=== WORK INSTRUCTIONS ===
Give the total number of lines with the word "data" in them, and no other words.

-- BEGIN --

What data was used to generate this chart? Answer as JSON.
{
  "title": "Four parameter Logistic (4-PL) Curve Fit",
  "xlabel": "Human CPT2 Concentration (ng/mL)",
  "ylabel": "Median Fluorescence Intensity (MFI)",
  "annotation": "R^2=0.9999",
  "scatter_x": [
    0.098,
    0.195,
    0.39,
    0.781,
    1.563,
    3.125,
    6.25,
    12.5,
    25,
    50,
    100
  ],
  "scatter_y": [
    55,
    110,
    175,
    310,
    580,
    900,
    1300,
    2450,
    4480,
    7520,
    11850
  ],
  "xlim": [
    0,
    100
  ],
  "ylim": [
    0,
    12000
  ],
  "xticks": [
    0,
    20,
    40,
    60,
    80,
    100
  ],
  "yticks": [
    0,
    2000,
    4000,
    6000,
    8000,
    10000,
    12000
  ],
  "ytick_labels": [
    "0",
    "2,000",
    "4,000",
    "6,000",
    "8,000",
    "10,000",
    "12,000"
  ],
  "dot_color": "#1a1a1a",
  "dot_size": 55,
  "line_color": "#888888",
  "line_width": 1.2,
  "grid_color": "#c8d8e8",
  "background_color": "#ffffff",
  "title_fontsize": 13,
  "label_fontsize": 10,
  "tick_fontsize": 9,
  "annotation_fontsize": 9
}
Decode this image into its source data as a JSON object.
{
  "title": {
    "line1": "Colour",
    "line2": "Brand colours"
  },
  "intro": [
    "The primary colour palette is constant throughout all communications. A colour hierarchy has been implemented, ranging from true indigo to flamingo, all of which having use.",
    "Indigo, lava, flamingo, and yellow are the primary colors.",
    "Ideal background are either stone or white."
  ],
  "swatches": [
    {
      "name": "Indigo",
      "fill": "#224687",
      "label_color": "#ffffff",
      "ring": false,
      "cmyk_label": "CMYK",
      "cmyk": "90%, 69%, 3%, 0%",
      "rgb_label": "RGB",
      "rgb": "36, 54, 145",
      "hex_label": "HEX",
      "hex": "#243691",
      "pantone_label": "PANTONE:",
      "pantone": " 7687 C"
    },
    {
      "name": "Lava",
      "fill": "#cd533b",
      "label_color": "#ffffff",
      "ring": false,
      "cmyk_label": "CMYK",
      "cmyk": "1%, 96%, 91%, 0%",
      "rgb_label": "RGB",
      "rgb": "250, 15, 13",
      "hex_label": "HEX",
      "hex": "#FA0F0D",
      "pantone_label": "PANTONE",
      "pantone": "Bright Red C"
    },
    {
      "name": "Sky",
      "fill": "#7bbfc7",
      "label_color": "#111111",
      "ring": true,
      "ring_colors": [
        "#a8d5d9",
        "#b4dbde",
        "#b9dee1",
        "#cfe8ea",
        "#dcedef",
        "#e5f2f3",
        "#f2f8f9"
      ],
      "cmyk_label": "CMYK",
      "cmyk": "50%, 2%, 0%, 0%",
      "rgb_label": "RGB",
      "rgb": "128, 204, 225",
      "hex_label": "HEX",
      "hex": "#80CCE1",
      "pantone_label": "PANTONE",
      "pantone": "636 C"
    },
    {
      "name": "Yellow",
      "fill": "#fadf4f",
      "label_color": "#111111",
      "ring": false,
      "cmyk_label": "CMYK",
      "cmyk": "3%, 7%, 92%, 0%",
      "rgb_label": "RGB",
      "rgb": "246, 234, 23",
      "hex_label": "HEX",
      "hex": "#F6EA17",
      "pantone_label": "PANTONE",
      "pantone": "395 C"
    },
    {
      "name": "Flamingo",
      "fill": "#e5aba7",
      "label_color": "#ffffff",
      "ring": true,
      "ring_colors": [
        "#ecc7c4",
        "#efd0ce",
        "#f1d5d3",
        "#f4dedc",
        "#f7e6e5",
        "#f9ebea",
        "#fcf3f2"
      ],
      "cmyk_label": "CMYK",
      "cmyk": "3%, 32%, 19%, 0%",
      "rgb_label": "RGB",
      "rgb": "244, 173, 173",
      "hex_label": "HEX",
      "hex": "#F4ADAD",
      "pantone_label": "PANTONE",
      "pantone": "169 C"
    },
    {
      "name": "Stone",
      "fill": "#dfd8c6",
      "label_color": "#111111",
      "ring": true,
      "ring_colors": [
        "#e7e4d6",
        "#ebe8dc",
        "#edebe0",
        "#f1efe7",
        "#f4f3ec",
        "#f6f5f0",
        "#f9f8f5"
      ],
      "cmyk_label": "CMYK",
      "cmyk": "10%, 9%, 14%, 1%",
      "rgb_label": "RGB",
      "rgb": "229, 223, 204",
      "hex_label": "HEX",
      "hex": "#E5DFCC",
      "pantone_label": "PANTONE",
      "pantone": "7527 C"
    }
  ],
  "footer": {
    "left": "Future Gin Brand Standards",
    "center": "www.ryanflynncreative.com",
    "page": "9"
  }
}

-- END --

=== OUTPUT FOR THIS EXERCISE ===
2